__Objective__: In the data below, copy the lines starting at the line that contains "bookmark-button[interactable] — [378, 614, 396, 634]" and ending at the line that contains "share-upload-icon — [459, 615, 475, 632]", with both of those lines included. Keep every character unchanged.

(Element location data)
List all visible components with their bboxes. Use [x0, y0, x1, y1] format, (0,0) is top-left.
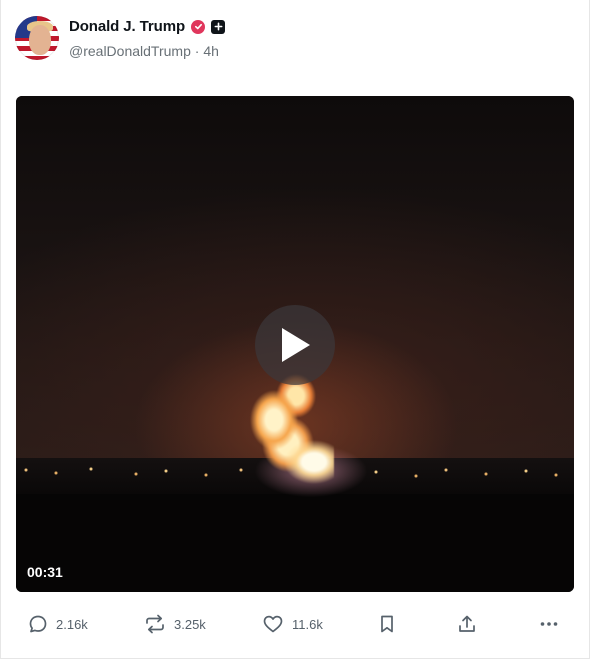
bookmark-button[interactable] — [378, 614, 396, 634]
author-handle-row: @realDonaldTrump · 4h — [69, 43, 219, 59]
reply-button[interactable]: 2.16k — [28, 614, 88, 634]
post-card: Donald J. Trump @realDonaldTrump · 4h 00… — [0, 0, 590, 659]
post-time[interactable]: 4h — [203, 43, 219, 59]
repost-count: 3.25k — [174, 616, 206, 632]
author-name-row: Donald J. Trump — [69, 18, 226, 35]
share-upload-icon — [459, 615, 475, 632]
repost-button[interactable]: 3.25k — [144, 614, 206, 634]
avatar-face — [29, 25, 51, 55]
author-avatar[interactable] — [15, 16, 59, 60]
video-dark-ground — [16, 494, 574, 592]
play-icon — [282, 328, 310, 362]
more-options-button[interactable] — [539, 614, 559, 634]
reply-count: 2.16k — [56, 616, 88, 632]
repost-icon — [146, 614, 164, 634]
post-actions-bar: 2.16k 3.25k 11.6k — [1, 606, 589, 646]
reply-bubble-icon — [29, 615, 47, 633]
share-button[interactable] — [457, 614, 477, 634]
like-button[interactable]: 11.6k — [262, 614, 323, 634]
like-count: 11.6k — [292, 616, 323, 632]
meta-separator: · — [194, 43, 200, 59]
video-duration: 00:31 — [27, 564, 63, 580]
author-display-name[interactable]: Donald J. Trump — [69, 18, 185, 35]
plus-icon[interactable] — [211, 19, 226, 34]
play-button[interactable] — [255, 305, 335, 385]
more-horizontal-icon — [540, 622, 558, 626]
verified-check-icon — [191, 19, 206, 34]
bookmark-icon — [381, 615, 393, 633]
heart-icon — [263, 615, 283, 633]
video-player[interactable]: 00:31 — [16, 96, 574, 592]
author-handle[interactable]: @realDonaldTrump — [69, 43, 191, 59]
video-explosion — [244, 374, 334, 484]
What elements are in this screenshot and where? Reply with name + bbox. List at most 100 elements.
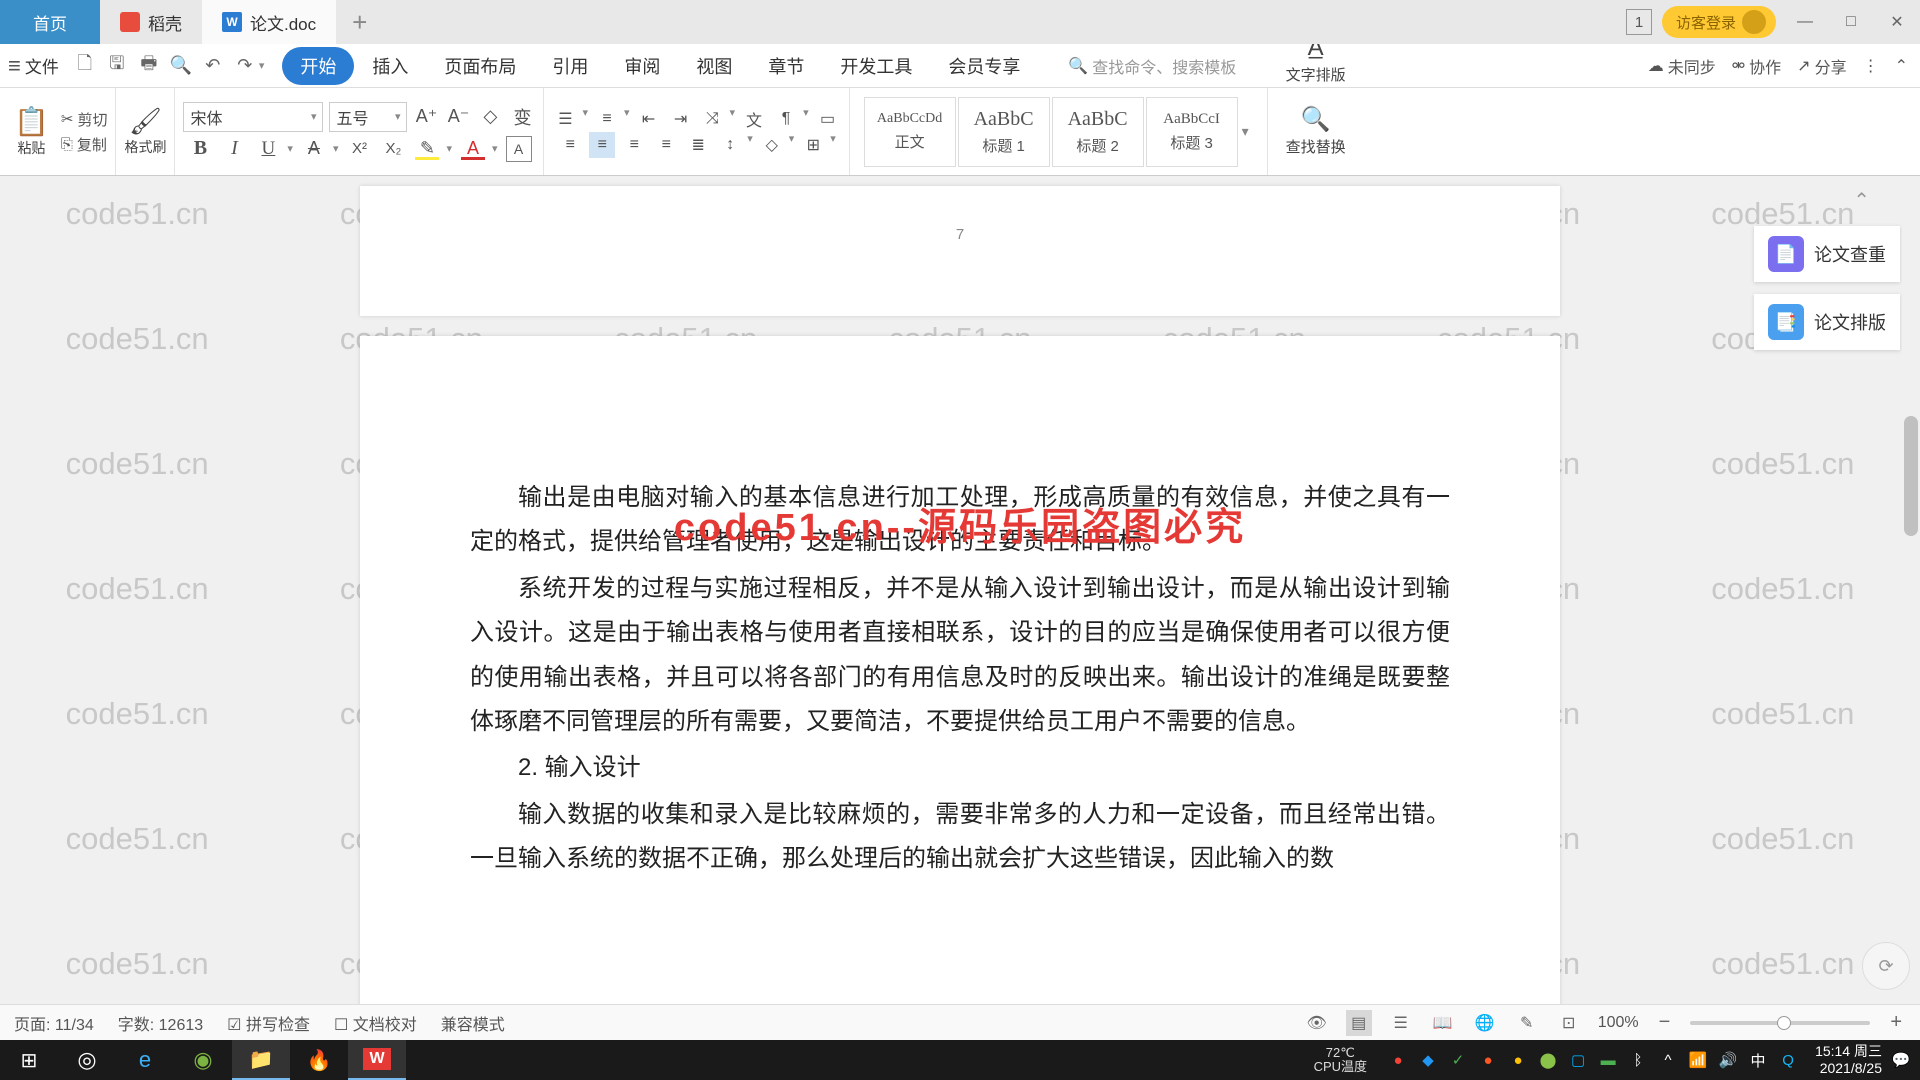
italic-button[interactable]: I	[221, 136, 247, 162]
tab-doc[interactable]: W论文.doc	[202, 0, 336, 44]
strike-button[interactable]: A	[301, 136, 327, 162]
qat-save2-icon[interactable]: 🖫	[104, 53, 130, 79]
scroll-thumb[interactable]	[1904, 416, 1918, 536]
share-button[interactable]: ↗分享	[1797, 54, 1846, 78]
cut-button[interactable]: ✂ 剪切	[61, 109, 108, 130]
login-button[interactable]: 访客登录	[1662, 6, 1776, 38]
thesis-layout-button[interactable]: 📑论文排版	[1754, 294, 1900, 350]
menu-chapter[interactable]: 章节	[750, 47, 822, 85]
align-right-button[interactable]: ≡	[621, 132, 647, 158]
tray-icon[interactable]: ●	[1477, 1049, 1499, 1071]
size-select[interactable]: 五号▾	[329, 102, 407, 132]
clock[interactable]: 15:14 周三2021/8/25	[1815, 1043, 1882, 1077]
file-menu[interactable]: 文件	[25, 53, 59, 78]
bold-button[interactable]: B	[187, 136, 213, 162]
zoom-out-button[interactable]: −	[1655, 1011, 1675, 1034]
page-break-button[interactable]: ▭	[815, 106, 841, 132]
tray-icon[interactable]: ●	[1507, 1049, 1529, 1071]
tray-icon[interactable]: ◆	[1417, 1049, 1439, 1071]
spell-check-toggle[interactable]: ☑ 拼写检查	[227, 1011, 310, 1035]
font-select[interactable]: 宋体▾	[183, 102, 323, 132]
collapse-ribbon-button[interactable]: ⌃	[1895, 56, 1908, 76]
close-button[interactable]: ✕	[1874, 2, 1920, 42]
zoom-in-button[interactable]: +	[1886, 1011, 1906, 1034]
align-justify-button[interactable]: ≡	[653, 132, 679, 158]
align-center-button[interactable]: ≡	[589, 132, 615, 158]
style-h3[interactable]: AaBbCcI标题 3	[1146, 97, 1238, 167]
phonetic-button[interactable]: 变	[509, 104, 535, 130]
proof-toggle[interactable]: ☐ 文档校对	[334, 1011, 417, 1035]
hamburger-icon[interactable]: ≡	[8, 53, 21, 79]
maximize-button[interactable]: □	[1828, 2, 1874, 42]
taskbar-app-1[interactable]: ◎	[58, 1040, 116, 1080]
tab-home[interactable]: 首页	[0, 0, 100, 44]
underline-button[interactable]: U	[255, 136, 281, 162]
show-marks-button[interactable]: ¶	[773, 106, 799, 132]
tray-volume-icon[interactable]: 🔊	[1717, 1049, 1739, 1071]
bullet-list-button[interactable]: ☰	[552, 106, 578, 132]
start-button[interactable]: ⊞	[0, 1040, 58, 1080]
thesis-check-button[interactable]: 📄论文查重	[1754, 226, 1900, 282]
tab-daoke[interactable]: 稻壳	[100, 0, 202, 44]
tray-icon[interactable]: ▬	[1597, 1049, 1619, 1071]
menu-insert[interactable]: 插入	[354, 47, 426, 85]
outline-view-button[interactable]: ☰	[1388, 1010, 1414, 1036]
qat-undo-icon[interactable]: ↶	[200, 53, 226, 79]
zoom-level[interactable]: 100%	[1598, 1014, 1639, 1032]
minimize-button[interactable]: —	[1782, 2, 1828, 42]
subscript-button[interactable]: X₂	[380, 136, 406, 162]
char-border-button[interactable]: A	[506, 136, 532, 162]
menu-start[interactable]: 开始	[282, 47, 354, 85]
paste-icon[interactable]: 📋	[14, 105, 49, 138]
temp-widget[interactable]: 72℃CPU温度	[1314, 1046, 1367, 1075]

__Completed exercise__:
bookmark-button[interactable] — [378, 614, 396, 634]
author-handle-row: @realDonaldTrump · 4h — [69, 43, 219, 59]
reply-button[interactable]: 2.16k — [28, 614, 88, 634]
post-card: Donald J. Trump @realDonaldTrump · 4h 00… — [0, 0, 590, 659]
post-time[interactable]: 4h — [203, 43, 219, 59]
repost-count: 3.25k — [174, 616, 206, 632]
author-name-row: Donald J. Trump — [69, 18, 226, 35]
share-upload-icon — [459, 615, 475, 632]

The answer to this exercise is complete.